Task objective:
Verbatim output of all the material below is required.

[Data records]
▼▼▼

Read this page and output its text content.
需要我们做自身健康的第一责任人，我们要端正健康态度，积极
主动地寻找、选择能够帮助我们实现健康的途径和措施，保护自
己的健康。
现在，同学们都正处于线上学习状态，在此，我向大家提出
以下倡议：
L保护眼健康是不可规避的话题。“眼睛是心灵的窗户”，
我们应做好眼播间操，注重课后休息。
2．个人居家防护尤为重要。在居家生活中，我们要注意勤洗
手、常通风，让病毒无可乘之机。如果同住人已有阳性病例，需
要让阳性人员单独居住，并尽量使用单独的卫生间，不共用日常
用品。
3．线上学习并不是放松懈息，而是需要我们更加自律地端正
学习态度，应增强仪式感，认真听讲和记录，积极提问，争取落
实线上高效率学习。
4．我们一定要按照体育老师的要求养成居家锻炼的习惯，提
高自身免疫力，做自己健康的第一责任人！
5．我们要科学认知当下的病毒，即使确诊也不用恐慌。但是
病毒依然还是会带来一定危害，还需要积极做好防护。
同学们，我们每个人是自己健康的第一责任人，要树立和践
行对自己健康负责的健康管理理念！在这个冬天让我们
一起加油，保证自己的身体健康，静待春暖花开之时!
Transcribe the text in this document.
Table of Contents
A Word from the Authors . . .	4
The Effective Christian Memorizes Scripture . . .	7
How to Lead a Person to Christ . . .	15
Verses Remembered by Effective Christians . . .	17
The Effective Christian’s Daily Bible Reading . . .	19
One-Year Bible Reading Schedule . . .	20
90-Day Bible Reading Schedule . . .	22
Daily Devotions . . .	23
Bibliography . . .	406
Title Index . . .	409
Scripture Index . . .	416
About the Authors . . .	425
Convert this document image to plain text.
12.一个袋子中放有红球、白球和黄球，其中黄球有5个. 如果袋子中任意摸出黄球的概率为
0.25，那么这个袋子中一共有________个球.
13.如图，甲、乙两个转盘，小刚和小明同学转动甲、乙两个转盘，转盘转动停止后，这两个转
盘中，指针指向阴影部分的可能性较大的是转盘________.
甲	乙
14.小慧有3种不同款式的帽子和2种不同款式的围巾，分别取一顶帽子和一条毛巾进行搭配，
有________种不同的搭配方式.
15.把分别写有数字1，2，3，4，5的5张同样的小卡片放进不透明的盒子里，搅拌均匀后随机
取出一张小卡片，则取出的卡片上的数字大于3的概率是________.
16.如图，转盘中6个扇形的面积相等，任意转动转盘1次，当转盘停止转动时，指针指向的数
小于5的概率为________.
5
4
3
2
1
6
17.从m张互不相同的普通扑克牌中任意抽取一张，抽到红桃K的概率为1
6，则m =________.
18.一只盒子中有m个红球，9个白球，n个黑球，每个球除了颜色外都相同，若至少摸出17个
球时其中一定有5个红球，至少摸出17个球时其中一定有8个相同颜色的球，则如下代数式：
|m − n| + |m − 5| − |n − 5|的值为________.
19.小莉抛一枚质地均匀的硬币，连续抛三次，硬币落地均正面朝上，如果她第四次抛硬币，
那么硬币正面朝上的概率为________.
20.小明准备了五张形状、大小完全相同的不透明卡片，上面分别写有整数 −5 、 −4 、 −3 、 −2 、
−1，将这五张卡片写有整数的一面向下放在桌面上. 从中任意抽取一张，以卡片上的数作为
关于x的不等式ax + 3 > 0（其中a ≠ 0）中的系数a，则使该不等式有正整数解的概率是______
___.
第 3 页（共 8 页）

▲▲▲

Response to the exercise:
Read this page and output its text content.
需要我们做自身健康的第一责任人，我们要端正健康态度，积极
主动地寻找、选择能够帮助我们实现健康的途径和措施，保护自
己的健康。
现在，同学们都正处于线上学习状态，在此，我向大家提出
以下倡议：
L保护眼健康是不可规避的话题。“眼睛是心灵的窗户”，
我们应做好眼播间操，注重课后休息。
2．个人居家防护尤为重要。在居家生活中，我们要注意勤洗
手、常通风，让病毒无可乘之机。如果同住人已有阳性病例，需
要让阳性人员单独居住，并尽量使用单独的卫生间，不共用日常
用品。
3．线上学习并不是放松懈息，而是需要我们更加自律地端正
学习态度，应增强仪式感，认真听讲和记录，积极提问，争取落
实线上高效率学习。
4．我们一定要按照体育老师的要求养成居家锻炼的习惯，提
高自身免疫力，做自己健康的第一责任人！
5．我们要科学认知当下的病毒，即使确诊也不用恐慌。但是
病毒依然还是会带来一定危害，还需要积极做好防护。
同学们，我们每个人是自己健康的第一责任人，要树立和践
行对自己健康负责的健康管理理念！在这个冬天让我们
一起加油，保证自己的身体健康，静待春暖花开之时!
Transcribe the text in this document.
Table of Contents
A Word from the Authors . . .	4
The Effective Christian Memorizes Scripture . . .	7
How to Lead a Person to Christ . . .	15
Verses Remembered by Effective Christians . . .	17
The Effective Christian’s Daily Bible Reading . . .	19
One-Year Bible Reading Schedule . . .	20
90-Day Bible Reading Schedule . . .	22
Daily Devotions . . .	23
Bibliography . . .	406
Title Index . . .	409
Scripture Index . . .	416
About the Authors . . .	425
Convert this document image to plain text.
12.一个袋子中放有红球、白球和黄球，其中黄球有5个. 如果袋子中任意摸出黄球的概率为
0.25，那么这个袋子中一共有________个球.
13.如图，甲、乙两个转盘，小刚和小明同学转动甲、乙两个转盘，转盘转动停止后，这两个转
盘中，指针指向阴影部分的可能性较大的是转盘________.
甲	乙
14.小慧有3种不同款式的帽子和2种不同款式的围巾，分别取一顶帽子和一条毛巾进行搭配，
有________种不同的搭配方式.
15.把分别写有数字1，2，3，4，5的5张同样的小卡片放进不透明的盒子里，搅拌均匀后随机
取出一张小卡片，则取出的卡片上的数字大于3的概率是________.
16.如图，转盘中6个扇形的面积相等，任意转动转盘1次，当转盘停止转动时，指针指向的数
小于5的概率为________.
5
4
3
2
1
6
17.从m张互不相同的普通扑克牌中任意抽取一张，抽到红桃K的概率为1
6，则m =________.
18.一只盒子中有m个红球，9个白球，n个黑球，每个球除了颜色外都相同，若至少摸出17个
球时其中一定有5个红球，至少摸出17个球时其中一定有8个相同颜色的球，则如下代数式：
|m − n| + |m − 5| − |n − 5|的值为________.
19.小莉抛一枚质地均匀的硬币，连续抛三次，硬币落地均正面朝上，如果她第四次抛硬币，
那么硬币正面朝上的概率为________.
20.小明准备了五张形状、大小完全相同的不透明卡片，上面分别写有整数 −5 、 −4 、 −3 、 −2 、
−1，将这五张卡片写有整数的一面向下放在桌面上. 从中任意抽取一张，以卡片上的数作为
关于x的不等式ax + 3 > 0（其中a ≠ 0）中的系数a，则使该不等式有正整数解的概率是______
___.
第 3 页（共 8 页）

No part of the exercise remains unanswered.